What you have to do:
Copy out each line of the data that holds the word "this".

***** Record list

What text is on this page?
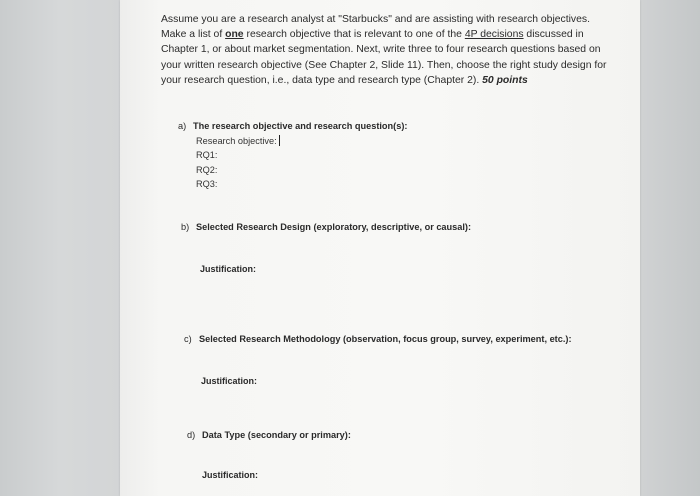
Assume you are a research analyst at "Starbucks" and are assisting with research objectives.
Make a list of one research objective that is relevant to one of the 4P decisions discussed in
Chapter 1, or about market segmentation. Next, write three to four research questions based on
your written research objective (See Chapter 2, Slide 11). Then, choose the right study design for
your research question, i.e., data type and research type (Chapter 2). 50 points
a) The research objective and research question(s):
Research objective:
RQ1:
RQ2:
RQ3:
b) Selected Research Design (exploratory, descriptive, or causal):
Justification:
c) Selected Research Methodology (observation, focus group, survey, experiment, etc.):
Justification:
d) Data Type (secondary or primary):
Justification:
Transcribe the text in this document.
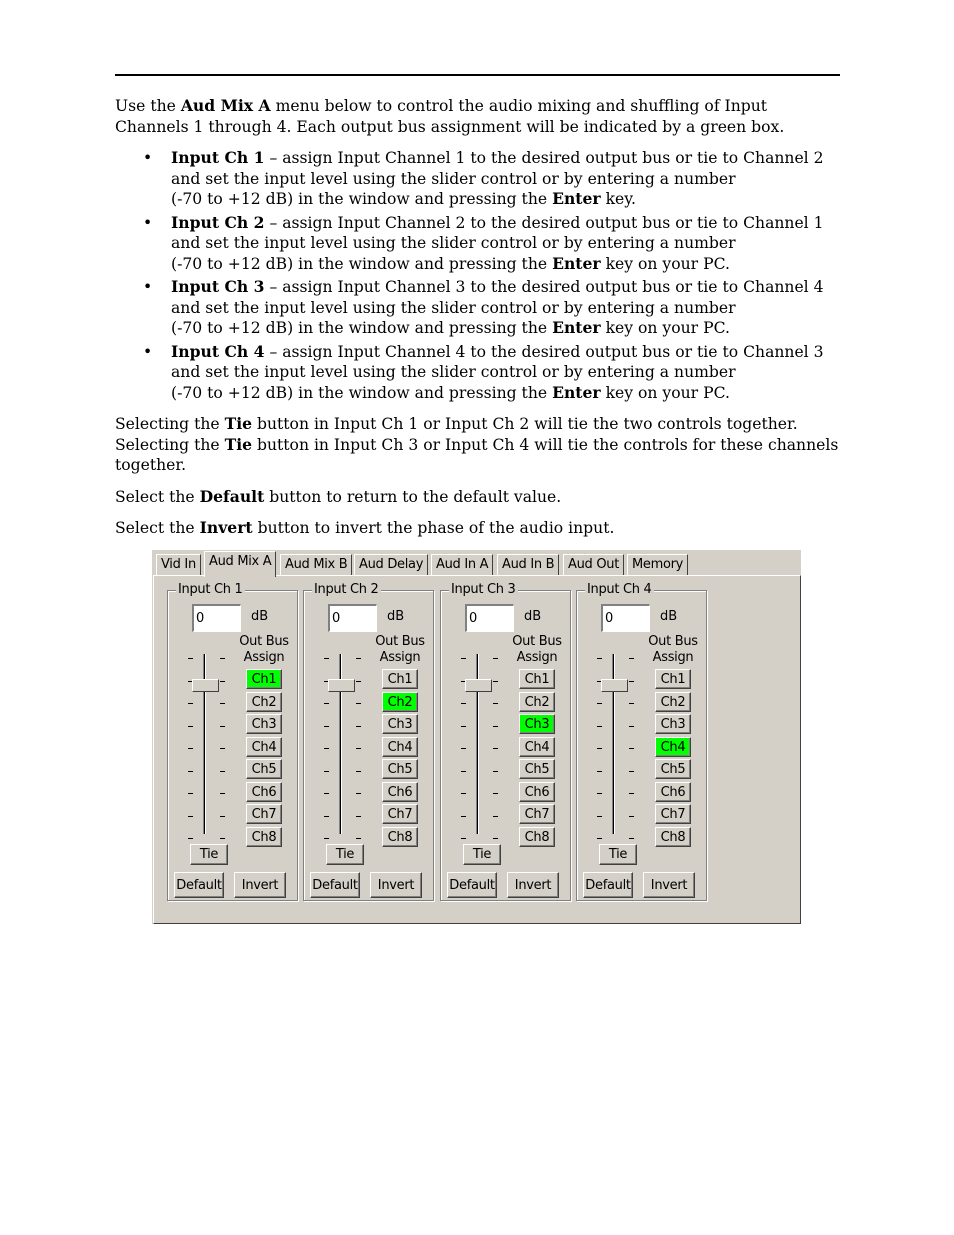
Use the Aud Mix A menu below to control the audio mixing and shuffling of Input Channels 1 through 4. Each output bus assignment will be indicated by a green box.

• Input Ch 1 – assign Input Channel 1 to the desired output bus or tie to Channel 2 and set the input level using the slider control or by entering a number
(-70 to +12 dB) in the window and pressing the Enter key.
• Input Ch 2 – assign Input Channel 2 to the desired output bus or tie to Channel 1 and set the input level using the slider control or by entering a number
(-70 to +12 dB) in the window and pressing the Enter key on your PC.
• Input Ch 3 – assign Input Channel 3 to the desired output bus or tie to Channel 4 and set the input level using the slider control or by entering a number
(-70 to +12 dB) in the window and pressing the Enter key on your PC.
• Input Ch 4 – assign Input Channel 4 to the desired output bus or tie to Channel 3 and set the input level using the slider control or by entering a number
(-70 to +12 dB) in the window and pressing the Enter key on your PC.

Selecting the Tie button in Input Ch 1 or Input Ch 2 will tie the two controls together. Selecting the Tie button in Input Ch 3 or Input Ch 4 will tie the controls for these channels together.

Select the Default button to return to the default value.

Select the Invert button to invert the phase of the audio input.

Vid In	Aud Mix A	Aud Mix B Aud Delay Aud In A	Aud In B	Aud Out	Memory
Input Ch 1
0
dB
Out Bus
Assign
Ch1
Ch2
Ch3
Ch4
Ch5
Ch6
Ch7
Ch8
Tie
Default	Invert
Input Ch 2
0
dB
Out Bus
Assign
Ch1
Ch2
Ch3
Ch4
Ch5
Ch6
Ch7
Ch8
Tie
Default	Invert
Input Ch 3
0
dB
Out Bus
Assign
Ch1
Ch2
Ch3
Ch4
Ch5
Ch6
Ch7
Ch8
Tie
Default	Invert
Input Ch 4
0
dB
Out Bus
Assign
Ch1
Ch2
Ch3
Ch4
Ch5
Ch6
Ch7
Ch8
Tie
Default	Invert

**********

Written answer:
What text is on this page?
Transcribe the text in this document.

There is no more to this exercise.